Dataset records
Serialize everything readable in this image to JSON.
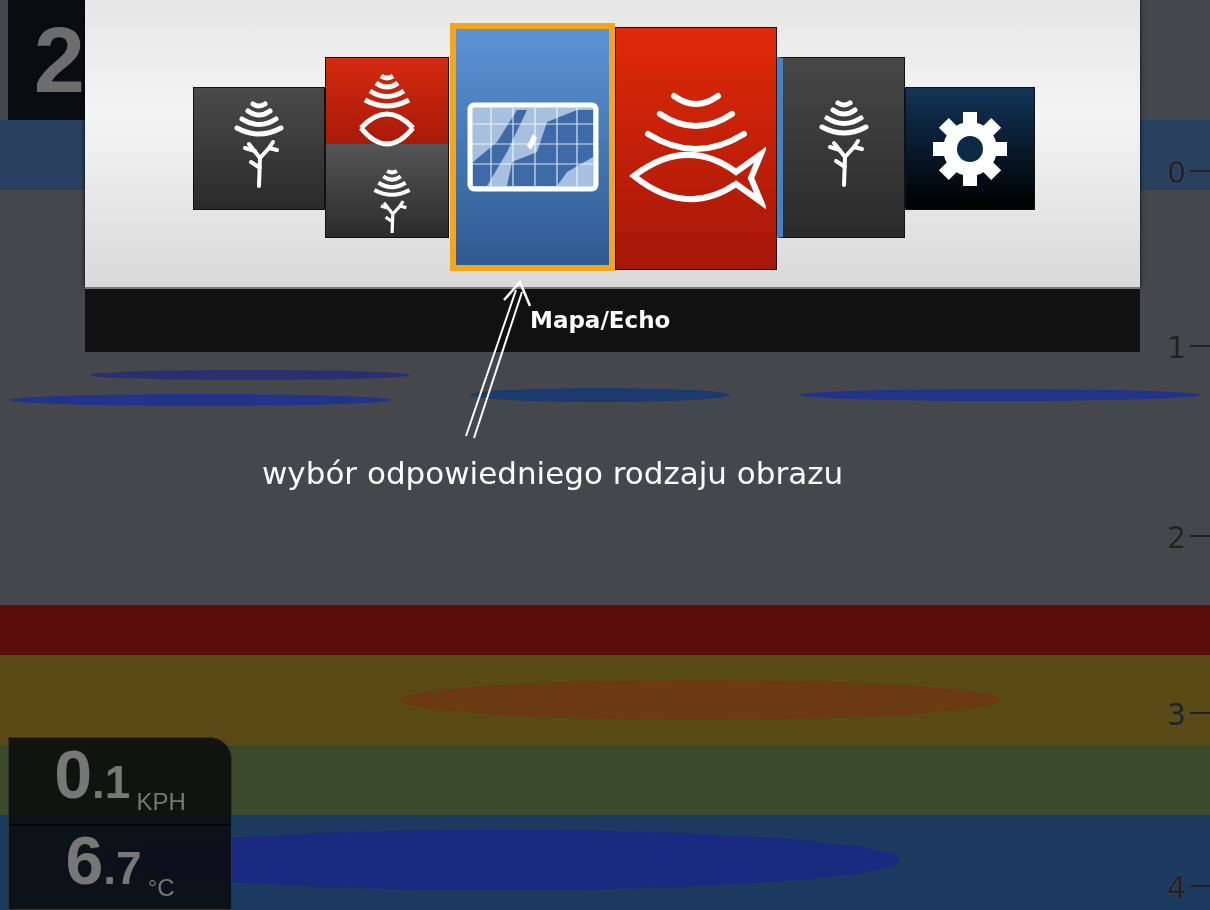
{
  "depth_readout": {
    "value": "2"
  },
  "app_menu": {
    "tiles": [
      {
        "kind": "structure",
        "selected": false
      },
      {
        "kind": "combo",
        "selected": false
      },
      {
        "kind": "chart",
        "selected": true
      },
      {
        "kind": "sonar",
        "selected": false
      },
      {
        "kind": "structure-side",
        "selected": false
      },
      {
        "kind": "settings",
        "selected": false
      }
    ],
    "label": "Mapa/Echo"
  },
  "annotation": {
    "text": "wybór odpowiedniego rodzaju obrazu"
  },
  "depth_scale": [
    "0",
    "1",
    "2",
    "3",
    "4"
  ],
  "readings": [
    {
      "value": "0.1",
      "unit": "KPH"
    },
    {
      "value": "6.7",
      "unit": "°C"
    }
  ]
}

### What you should do
Each entry must be retyped word for word, with every image omitted.

### Answer below
Serialize everything readable in this image to JSON.
{
  "depth_readout": {
    "value": "2"
  },
  "app_menu": {
    "tiles": [
      {
        "kind": "structure",
        "selected": false
      },
      {
        "kind": "combo",
        "selected": false
      },
      {
        "kind": "chart",
        "selected": true
      },
      {
        "kind": "sonar",
        "selected": false
      },
      {
        "kind": "structure-side",
        "selected": false
      },
      {
        "kind": "settings",
        "selected": false
      }
    ],
    "label": "Mapa/Echo"
  },
  "annotation": {
    "text": "wybór odpowiedniego rodzaju obrazu"
  },
  "depth_scale": [
    "0",
    "1",
    "2",
    "3",
    "4"
  ],
  "readings": [
    {
      "value": "0.1",
      "unit": "KPH"
    },
    {
      "value": "6.7",
      "unit": "°C"
    }
  ]
}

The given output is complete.